PROBLEMS AND TASKS:
1 - In the OCaml-on-SX text, which phase adds ReasonML?
2 - Write out the part of the OCaml-on-SX text starting at "What this covers" and ending at "explicit and compositional.".

TEXT:
▽
The meta-circular demo: SX's native evaluator is OCaml, so implementing OCaml on top of SX closes the loop — the source language of the host is running inside the host it compiles to. Beyond the elegance, it's practically useful: once OCaml expressions run on the SX CEK/VM you get Dream (a clean OCaml web framework) almost for free, and ReasonML is a syntax variant that shares the same transpiler output.

End-state goal: OCaml programs running on the SX CEK/VM, with enough of the standard library to support Dream's middleware model. Dream-on-SX is the integration target — a handler/middleware/router API that feels idiomatic while running purely in SX. ReasonML (Phase 8) adds an alternative syntax frontend that targets the same transpiler.

What this covers that nothing else in the set does

Strict ML semantics — unlike Haskell, OCaml is call-by-value with explicit Lazy.t for laziness. Pattern match is exhaustive. Polymorphic variants. Structural equality.
First-class modules and functors — modules as values (phase 4); functors as SX higher-order functions over module records. Unlike Haskell typeclasses, OCaml's module system is explicit and compositional.
△
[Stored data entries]
▽
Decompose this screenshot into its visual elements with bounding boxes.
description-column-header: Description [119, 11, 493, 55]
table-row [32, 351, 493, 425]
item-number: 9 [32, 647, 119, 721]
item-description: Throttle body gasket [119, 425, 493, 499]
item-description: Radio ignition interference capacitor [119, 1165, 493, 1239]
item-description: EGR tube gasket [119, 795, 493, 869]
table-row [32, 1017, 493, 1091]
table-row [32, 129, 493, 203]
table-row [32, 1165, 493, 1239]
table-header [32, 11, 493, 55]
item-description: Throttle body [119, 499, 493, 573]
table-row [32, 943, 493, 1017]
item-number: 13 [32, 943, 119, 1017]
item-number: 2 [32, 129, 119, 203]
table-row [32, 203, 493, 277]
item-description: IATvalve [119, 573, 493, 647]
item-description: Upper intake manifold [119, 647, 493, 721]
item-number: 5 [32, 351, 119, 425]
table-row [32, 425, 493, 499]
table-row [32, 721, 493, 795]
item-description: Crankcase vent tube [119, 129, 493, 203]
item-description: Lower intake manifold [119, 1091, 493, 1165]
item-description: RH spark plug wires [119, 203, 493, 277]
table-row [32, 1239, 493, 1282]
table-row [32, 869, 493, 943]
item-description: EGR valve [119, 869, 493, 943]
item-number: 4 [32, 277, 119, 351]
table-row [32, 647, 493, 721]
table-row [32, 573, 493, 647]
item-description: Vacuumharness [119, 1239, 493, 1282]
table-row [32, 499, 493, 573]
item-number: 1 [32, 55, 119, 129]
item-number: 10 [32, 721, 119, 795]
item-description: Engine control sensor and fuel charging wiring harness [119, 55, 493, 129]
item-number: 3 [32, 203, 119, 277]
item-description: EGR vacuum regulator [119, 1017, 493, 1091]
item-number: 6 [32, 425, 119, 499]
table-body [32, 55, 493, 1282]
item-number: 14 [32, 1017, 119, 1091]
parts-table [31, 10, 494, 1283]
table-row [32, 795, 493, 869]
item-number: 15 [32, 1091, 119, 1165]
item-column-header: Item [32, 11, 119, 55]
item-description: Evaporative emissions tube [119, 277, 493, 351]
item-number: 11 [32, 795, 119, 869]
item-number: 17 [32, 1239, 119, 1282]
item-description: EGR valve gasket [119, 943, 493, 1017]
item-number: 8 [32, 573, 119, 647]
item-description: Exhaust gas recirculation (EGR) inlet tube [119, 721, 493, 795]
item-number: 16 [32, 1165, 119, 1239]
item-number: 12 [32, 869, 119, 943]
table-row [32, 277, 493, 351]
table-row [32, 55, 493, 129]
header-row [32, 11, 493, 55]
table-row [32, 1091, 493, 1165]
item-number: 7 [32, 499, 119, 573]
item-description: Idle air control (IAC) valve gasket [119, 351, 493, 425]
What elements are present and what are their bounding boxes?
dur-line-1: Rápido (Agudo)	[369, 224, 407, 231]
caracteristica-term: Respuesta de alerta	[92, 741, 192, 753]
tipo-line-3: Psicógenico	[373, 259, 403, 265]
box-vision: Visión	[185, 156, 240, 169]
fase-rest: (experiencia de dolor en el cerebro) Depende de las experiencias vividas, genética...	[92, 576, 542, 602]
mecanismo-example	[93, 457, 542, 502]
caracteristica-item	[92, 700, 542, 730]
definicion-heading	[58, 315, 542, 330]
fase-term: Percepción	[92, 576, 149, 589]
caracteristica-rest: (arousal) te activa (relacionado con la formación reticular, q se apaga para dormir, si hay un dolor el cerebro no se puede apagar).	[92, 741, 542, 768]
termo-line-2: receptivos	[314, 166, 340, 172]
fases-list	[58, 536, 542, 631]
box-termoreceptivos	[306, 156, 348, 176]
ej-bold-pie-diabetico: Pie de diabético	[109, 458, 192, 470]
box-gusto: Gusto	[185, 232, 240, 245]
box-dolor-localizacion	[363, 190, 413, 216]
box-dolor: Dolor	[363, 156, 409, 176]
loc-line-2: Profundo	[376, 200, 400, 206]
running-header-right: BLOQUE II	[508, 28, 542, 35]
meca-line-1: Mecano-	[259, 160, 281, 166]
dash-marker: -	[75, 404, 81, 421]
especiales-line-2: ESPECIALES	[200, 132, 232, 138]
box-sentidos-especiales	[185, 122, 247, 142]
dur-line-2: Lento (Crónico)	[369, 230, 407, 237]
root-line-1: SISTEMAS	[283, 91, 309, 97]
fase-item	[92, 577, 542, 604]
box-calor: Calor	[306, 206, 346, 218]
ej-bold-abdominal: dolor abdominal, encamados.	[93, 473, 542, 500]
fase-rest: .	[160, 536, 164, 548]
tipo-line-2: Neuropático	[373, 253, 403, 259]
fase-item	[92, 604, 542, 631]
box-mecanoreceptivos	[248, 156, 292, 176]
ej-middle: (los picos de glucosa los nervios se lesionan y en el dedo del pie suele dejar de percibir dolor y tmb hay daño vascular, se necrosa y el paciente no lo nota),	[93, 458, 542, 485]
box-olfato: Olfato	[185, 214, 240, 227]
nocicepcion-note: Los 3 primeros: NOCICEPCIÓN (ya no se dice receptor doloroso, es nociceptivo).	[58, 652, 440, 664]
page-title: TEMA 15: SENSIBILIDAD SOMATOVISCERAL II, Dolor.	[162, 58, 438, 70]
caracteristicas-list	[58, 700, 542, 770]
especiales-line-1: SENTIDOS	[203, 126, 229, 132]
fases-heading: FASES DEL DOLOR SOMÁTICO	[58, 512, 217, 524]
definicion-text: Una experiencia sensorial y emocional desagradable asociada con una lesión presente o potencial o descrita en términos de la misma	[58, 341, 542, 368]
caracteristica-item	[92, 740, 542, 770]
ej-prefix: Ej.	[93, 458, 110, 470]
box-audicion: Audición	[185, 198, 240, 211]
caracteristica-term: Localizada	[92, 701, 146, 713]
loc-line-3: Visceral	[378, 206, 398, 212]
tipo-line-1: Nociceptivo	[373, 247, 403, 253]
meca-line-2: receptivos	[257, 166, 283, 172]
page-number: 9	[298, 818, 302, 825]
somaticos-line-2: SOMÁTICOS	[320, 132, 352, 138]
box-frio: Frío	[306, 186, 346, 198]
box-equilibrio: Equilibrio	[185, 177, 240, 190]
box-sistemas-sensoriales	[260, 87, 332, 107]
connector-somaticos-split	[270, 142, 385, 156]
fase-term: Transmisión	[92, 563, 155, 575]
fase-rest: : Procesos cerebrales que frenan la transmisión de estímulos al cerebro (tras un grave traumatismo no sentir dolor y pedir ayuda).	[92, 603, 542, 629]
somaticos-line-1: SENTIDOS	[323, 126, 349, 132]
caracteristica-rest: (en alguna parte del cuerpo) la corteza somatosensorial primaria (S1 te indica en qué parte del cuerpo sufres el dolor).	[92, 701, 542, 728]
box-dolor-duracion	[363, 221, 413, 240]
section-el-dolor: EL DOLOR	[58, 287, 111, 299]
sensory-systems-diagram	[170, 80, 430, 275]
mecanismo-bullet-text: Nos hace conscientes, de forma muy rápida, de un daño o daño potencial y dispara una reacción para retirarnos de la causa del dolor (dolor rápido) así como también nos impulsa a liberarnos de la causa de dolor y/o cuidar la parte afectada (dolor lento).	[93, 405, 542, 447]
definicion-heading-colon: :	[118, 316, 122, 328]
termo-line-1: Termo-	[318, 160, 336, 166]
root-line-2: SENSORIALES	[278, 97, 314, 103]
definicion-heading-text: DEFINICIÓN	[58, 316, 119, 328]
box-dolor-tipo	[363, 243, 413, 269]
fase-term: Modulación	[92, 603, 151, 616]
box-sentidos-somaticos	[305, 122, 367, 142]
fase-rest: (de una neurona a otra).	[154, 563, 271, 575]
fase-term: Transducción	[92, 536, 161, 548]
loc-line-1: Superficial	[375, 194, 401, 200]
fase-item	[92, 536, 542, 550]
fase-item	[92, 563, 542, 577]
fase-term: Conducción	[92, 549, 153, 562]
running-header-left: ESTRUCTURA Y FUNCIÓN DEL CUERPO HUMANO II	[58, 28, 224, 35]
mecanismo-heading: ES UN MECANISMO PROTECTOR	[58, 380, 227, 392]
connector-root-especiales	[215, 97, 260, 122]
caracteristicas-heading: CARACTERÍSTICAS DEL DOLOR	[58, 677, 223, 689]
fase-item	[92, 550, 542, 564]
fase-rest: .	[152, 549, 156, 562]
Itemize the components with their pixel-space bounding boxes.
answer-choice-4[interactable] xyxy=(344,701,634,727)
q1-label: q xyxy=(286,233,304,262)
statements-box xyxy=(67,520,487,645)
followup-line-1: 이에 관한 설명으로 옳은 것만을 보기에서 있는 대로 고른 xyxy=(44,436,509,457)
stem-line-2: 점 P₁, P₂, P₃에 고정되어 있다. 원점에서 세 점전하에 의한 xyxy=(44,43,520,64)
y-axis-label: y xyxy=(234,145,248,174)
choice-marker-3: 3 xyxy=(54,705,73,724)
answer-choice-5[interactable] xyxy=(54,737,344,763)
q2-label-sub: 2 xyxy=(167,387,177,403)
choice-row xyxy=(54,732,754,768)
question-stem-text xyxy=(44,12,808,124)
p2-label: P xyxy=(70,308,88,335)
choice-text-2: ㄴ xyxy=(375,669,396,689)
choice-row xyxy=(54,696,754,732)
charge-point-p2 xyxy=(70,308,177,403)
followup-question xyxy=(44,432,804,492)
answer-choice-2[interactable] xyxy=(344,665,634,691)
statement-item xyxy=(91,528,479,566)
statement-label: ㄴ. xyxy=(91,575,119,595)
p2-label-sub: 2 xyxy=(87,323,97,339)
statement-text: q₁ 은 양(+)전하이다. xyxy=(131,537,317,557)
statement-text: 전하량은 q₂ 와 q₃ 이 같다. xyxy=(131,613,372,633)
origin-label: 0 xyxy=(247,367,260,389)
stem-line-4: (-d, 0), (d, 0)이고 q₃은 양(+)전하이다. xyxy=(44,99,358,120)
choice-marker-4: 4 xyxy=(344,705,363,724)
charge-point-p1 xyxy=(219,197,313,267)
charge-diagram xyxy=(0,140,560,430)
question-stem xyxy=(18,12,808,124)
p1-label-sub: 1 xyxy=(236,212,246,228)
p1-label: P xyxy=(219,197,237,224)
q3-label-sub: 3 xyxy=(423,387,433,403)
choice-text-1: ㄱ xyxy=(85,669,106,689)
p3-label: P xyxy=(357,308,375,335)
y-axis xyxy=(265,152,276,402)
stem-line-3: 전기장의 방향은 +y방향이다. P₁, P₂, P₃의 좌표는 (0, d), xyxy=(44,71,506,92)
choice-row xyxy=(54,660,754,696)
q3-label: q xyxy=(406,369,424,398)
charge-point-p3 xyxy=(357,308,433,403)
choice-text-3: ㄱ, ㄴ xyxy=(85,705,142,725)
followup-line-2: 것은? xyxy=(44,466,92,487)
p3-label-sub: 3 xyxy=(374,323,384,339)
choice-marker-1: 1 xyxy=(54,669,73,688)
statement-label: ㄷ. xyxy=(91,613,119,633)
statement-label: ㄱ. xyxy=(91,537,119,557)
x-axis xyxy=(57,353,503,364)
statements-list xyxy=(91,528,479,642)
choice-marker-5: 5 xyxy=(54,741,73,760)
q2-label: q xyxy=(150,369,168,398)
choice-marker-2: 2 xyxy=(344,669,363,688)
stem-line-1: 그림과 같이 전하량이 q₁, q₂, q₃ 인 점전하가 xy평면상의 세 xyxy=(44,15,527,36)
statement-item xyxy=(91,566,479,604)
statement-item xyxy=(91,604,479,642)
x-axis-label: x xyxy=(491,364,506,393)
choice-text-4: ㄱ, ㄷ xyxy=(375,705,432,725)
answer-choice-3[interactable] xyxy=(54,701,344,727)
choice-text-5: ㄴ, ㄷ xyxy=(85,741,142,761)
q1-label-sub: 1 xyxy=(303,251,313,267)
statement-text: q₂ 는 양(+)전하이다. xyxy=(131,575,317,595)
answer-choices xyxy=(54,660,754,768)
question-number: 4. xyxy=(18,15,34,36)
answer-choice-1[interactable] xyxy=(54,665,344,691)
△
SOLUTIONS FOR EACH TASK:
1 - Phase 8

2 -
What this covers that nothing else in the set does

Strict ML semantics — unlike Haskell, OCaml is call-by-value with explicit Lazy.t for laziness. Pattern match is exhaustive. Polymorphic variants. Structural equality.
First-class modules and functors — modules as values (phase 4); functors as SX higher-order functions over module records. Unlike Haskell typeclasses, OCaml's module system is explicit and compositional.